● WORK REQUIRED
List all the lines in these records that hold "type".

● DATA TO USE
____
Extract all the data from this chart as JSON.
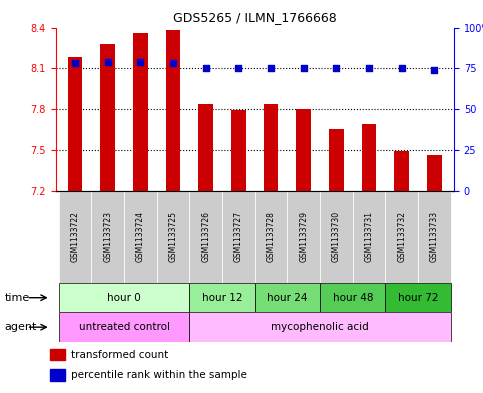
{
  "title": "GDS5265 / ILMN_1766668",
  "samples": [
    "GSM1133722",
    "GSM1133723",
    "GSM1133724",
    "GSM1133725",
    "GSM1133726",
    "GSM1133727",
    "GSM1133728",
    "GSM1133729",
    "GSM1133730",
    "GSM1133731",
    "GSM1133732",
    "GSM1133733"
  ],
  "bar_values": [
    8.18,
    8.28,
    8.36,
    8.38,
    7.84,
    7.79,
    7.84,
    7.8,
    7.65,
    7.69,
    7.49,
    7.46
  ],
  "percentile_values": [
    78,
    79,
    79,
    78,
    75,
    75,
    75,
    75,
    75,
    75,
    75,
    74
  ],
  "bar_color": "#cc0000",
  "percentile_color": "#0000cc",
  "y_min": 7.2,
  "y_max": 8.4,
  "y_ticks": [
    7.2,
    7.5,
    7.8,
    8.1,
    8.4
  ],
  "y2_ticks": [
    0,
    25,
    50,
    75,
    100
  ],
  "y2_tick_labels": [
    "0",
    "25",
    "50",
    "75",
    "100%"
  ],
  "dotted_lines": [
    8.1,
    7.8,
    7.5
  ],
  "time_groups": [
    {
      "label": "hour 0",
      "start": 0,
      "end": 4,
      "color": "#ccffcc"
    },
    {
      "label": "hour 12",
      "start": 4,
      "end": 6,
      "color": "#99ee99"
    },
    {
      "label": "hour 24",
      "start": 6,
      "end": 8,
      "color": "#77dd77"
    },
    {
      "label": "hour 48",
      "start": 8,
      "end": 10,
      "color": "#55cc55"
    },
    {
      "label": "hour 72",
      "start": 10,
      "end": 12,
      "color": "#33bb33"
    }
  ],
  "agent_groups": [
    {
      "label": "untreated control",
      "start": 0,
      "end": 4,
      "color": "#ff99ff"
    },
    {
      "label": "mycophenolic acid",
      "start": 4,
      "end": 12,
      "color": "#ffbbff"
    }
  ],
  "legend_items": [
    {
      "label": "transformed count",
      "color": "#cc0000"
    },
    {
      "label": "percentile rank within the sample",
      "color": "#0000cc"
    }
  ],
  "bg_color": "#ffffff",
  "plot_bg": "#ffffff",
  "sample_box_color": "#cccccc",
  "bar_width": 0.45,
  "fig_width": 4.83,
  "fig_height": 3.93
}
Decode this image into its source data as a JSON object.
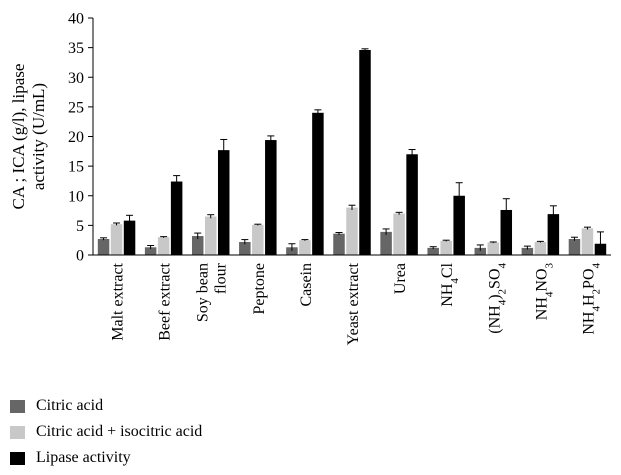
{
  "chart_data": {
    "type": "bar",
    "ylabel": [
      "CA ; ICA (g/l), lipase",
      "activity (U/mL)"
    ],
    "ylim": [
      0,
      40
    ],
    "yticks": [
      0,
      5,
      10,
      15,
      20,
      25,
      30,
      35,
      40
    ],
    "grid": false,
    "legend_position": "bottom-left",
    "categories": [
      {
        "label": [
          "Malt extract"
        ]
      },
      {
        "label": [
          "Beef extract"
        ]
      },
      {
        "label": [
          "Soy bean",
          "flour"
        ]
      },
      {
        "label": [
          "Peptone"
        ]
      },
      {
        "label": [
          "Casein"
        ]
      },
      {
        "label": [
          "Yeast extract"
        ]
      },
      {
        "label": [
          "Urea"
        ]
      },
      {
        "label": [
          {
            "t": "NH"
          },
          {
            "t": "4",
            "sub": true
          },
          {
            "t": "Cl"
          }
        ]
      },
      {
        "label": [
          {
            "t": "(NH"
          },
          {
            "t": "4",
            "sub": true
          },
          {
            "t": ")"
          },
          {
            "t": "2",
            "sub": true
          },
          {
            "t": "SO"
          },
          {
            "t": "4",
            "sub": true
          }
        ]
      },
      {
        "label": [
          {
            "t": "NH"
          },
          {
            "t": "4",
            "sub": true
          },
          {
            "t": "NO"
          },
          {
            "t": "3",
            "sub": true
          }
        ]
      },
      {
        "label": [
          {
            "t": "NH"
          },
          {
            "t": "4",
            "sub": true
          },
          {
            "t": "H"
          },
          {
            "t": "2",
            "sub": true
          },
          {
            "t": "PO"
          },
          {
            "t": "4",
            "sub": true
          }
        ]
      }
    ],
    "series": [
      {
        "name": "Citric acid",
        "color": "#666666",
        "values": [
          2.7,
          1.3,
          3.2,
          2.2,
          1.3,
          3.6,
          3.9,
          1.2,
          1.2,
          1.2,
          2.7
        ],
        "errors": [
          0.2,
          0.3,
          0.5,
          0.4,
          0.6,
          0.2,
          0.5,
          0.2,
          0.5,
          0.3,
          0.3
        ]
      },
      {
        "name": "Citric acid + isocitric acid",
        "color": "#c8c8c8",
        "values": [
          5.2,
          3.0,
          6.5,
          5.1,
          2.5,
          8.0,
          7.0,
          2.4,
          2.1,
          2.2,
          4.5
        ],
        "errors": [
          0.2,
          0.1,
          0.3,
          0.1,
          0.1,
          0.4,
          0.2,
          0.1,
          0.1,
          0.1,
          0.2
        ]
      },
      {
        "name": "Lipase activity",
        "color": "#000000",
        "values": [
          5.8,
          12.4,
          17.7,
          19.4,
          24.0,
          34.6,
          17.0,
          10.0,
          7.6,
          6.9,
          1.9
        ],
        "errors": [
          0.9,
          1.0,
          1.8,
          0.7,
          0.5,
          0.2,
          0.8,
          2.2,
          1.9,
          1.4,
          2.0
        ]
      }
    ]
  }
}
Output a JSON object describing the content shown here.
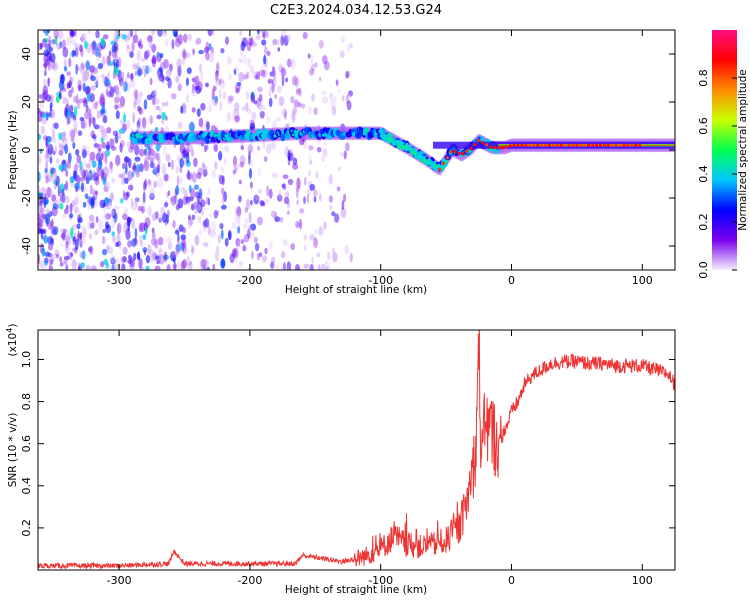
{
  "title": "C2E3.2024.034.12.53.G24",
  "chart_data": [
    {
      "type": "heatmap",
      "name": "spectrogram",
      "xlabel": "Height of straight line (km)",
      "ylabel": "Frequency (Hz)",
      "xlim": [
        -362,
        125
      ],
      "ylim": [
        -50,
        50
      ],
      "xticks": [
        -300,
        -200,
        -100,
        0,
        100
      ],
      "xtick_labels": [
        "-300",
        "-200",
        "-100",
        "0",
        "100"
      ],
      "yticks": [
        -40,
        -20,
        0,
        20,
        40
      ],
      "ytick_labels": [
        "-40",
        "-20",
        "0",
        "20",
        "40"
      ],
      "colorbar": {
        "label": "Normalized spectral amplitude",
        "range": [
          0,
          1
        ],
        "ticks": [
          0.0,
          0.2,
          0.4,
          0.6,
          0.8
        ],
        "tick_labels": [
          "0.0",
          "0.2",
          "0.4",
          "0.6",
          "0.8"
        ],
        "colors": [
          "#f4eefc",
          "#7b00ee",
          "#0000ff",
          "#00c8ff",
          "#00ff50",
          "#c8ff00",
          "#ff8c00",
          "#ff0000",
          "#ff1080"
        ]
      },
      "signal_track": {
        "description_x": [
          -280,
          -250,
          -200,
          -160,
          -130,
          -100,
          -90,
          -80,
          -65,
          -55,
          -45,
          -38,
          -30,
          -25,
          -15,
          -5,
          0,
          20,
          60,
          100,
          125
        ],
        "freq": [
          5,
          5,
          6,
          7,
          7,
          7,
          4,
          1,
          -4,
          -8,
          0,
          -2,
          1,
          4,
          1,
          1,
          2,
          2,
          2,
          2,
          2
        ]
      }
    },
    {
      "type": "line",
      "name": "snr",
      "xlabel": "Height of straight line (km)",
      "ylabel": "SNR (10 * v/v)",
      "y_multiplier": "(x10",
      "y_multiplier_exp": "4",
      "y_multiplier_close": ")",
      "xlim": [
        -362,
        125
      ],
      "ylim": [
        0,
        1.14
      ],
      "xticks": [
        -300,
        -200,
        -100,
        0,
        100
      ],
      "xtick_labels": [
        "-300",
        "-200",
        "-100",
        "0",
        "100"
      ],
      "yticks": [
        0.2,
        0.4,
        0.6,
        0.8,
        1.0
      ],
      "ytick_labels": [
        "0.2",
        "0.4",
        "0.6",
        "0.8",
        "1.0"
      ],
      "color": "#ee3333",
      "series": [
        {
          "name": "SNR",
          "x": [
            -362,
            -300,
            -262,
            -258,
            -250,
            -200,
            -165,
            -160,
            -130,
            -120,
            -110,
            -100,
            -90,
            -80,
            -70,
            -60,
            -50,
            -40,
            -35,
            -30,
            -27,
            -25,
            -23,
            -20,
            -15,
            -10,
            -5,
            0,
            5,
            10,
            15,
            20,
            30,
            40,
            50,
            60,
            70,
            80,
            90,
            100,
            110,
            120,
            125
          ],
          "y": [
            0.02,
            0.02,
            0.03,
            0.09,
            0.03,
            0.03,
            0.03,
            0.07,
            0.04,
            0.05,
            0.07,
            0.1,
            0.16,
            0.12,
            0.11,
            0.12,
            0.14,
            0.2,
            0.3,
            0.45,
            0.6,
            1.1,
            0.5,
            0.7,
            0.65,
            0.6,
            0.66,
            0.75,
            0.8,
            0.88,
            0.92,
            0.94,
            0.98,
            0.99,
            0.99,
            0.98,
            0.98,
            0.97,
            0.97,
            0.97,
            0.95,
            0.93,
            0.88
          ]
        }
      ]
    }
  ]
}
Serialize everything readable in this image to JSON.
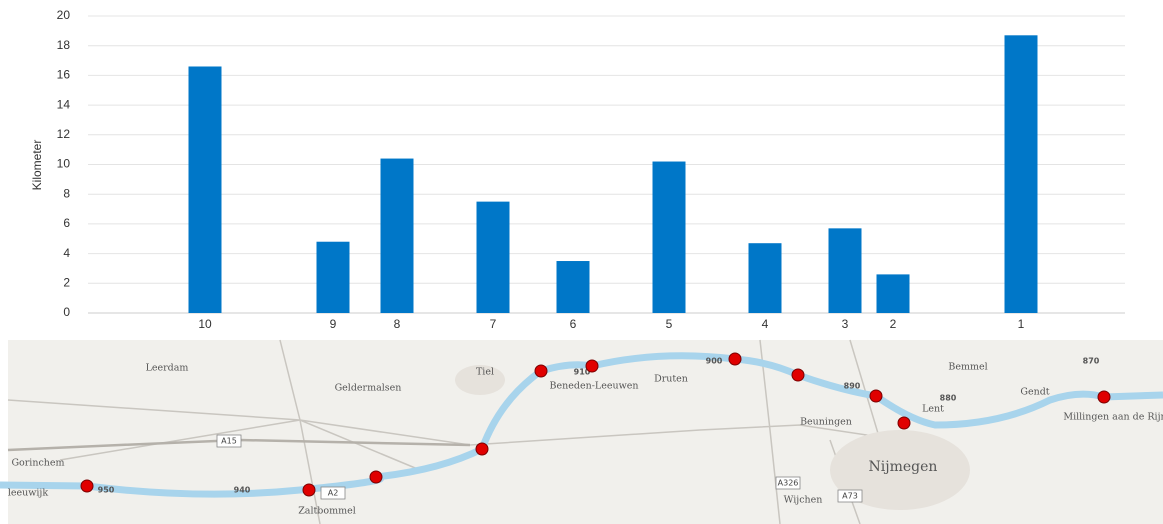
{
  "chart_data": {
    "type": "bar",
    "y_label": "Kilometer",
    "categories": [
      null,
      null,
      "10",
      null,
      null,
      null,
      null,
      null,
      null,
      null,
      "9",
      null,
      null,
      null,
      "8",
      null,
      null,
      null,
      null,
      null,
      "7",
      null,
      null,
      null,
      null,
      "6",
      null,
      null,
      null,
      null,
      null,
      "5",
      null,
      null,
      null,
      null,
      null,
      "4",
      null,
      null,
      null,
      null,
      "3",
      null,
      null,
      "2",
      null,
      null,
      null,
      null,
      null,
      null,
      null,
      "1",
      null,
      null,
      null,
      null,
      null,
      null
    ],
    "values": [
      null,
      null,
      16.6,
      null,
      null,
      null,
      null,
      null,
      null,
      null,
      4.8,
      null,
      null,
      null,
      10.4,
      null,
      null,
      null,
      null,
      null,
      7.5,
      null,
      null,
      null,
      null,
      3.5,
      null,
      null,
      null,
      null,
      null,
      10.2,
      null,
      null,
      null,
      null,
      null,
      4.7,
      null,
      null,
      null,
      null,
      5.7,
      null,
      null,
      2.6,
      null,
      null,
      null,
      null,
      null,
      null,
      null,
      18.7,
      null,
      null,
      null,
      null,
      null,
      null
    ],
    "color": "#0077c8",
    "ylim": [
      0,
      20
    ],
    "yticks": [
      0,
      2,
      4,
      6,
      8,
      10,
      12,
      14,
      16,
      18,
      20
    ],
    "grid": true
  },
  "map": {
    "labels": [
      "Leerdam",
      "Geldermalsen",
      "Tiel",
      "Beneden-Leeuwen",
      "Druten",
      "Bemmel",
      "Gendt",
      "Lent",
      "Beuningen",
      "Nijmegen",
      "Wijchen",
      "Gorinchem",
      "Zaltbommel",
      "Millingen aan de Rijn",
      "leeuwijk",
      "950",
      "940",
      "910",
      "900",
      "890",
      "880",
      "870"
    ],
    "roads": [
      "A15",
      "A2",
      "A326",
      "A73"
    ]
  }
}
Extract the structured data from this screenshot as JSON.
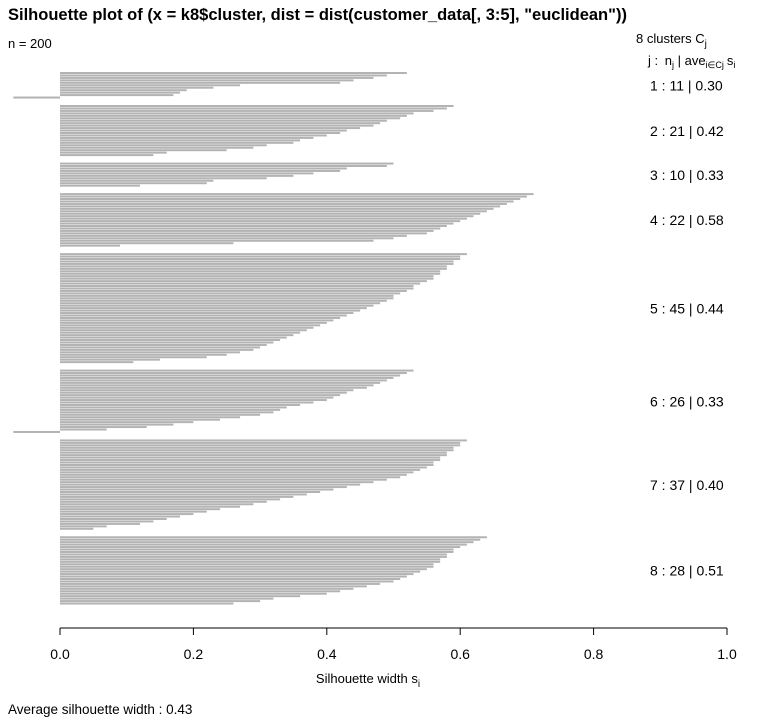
____
● PROBLEM SOLUTION
    "type": "bar",
      "type": "heatmap",
      "type": "line",
    "type": "bar",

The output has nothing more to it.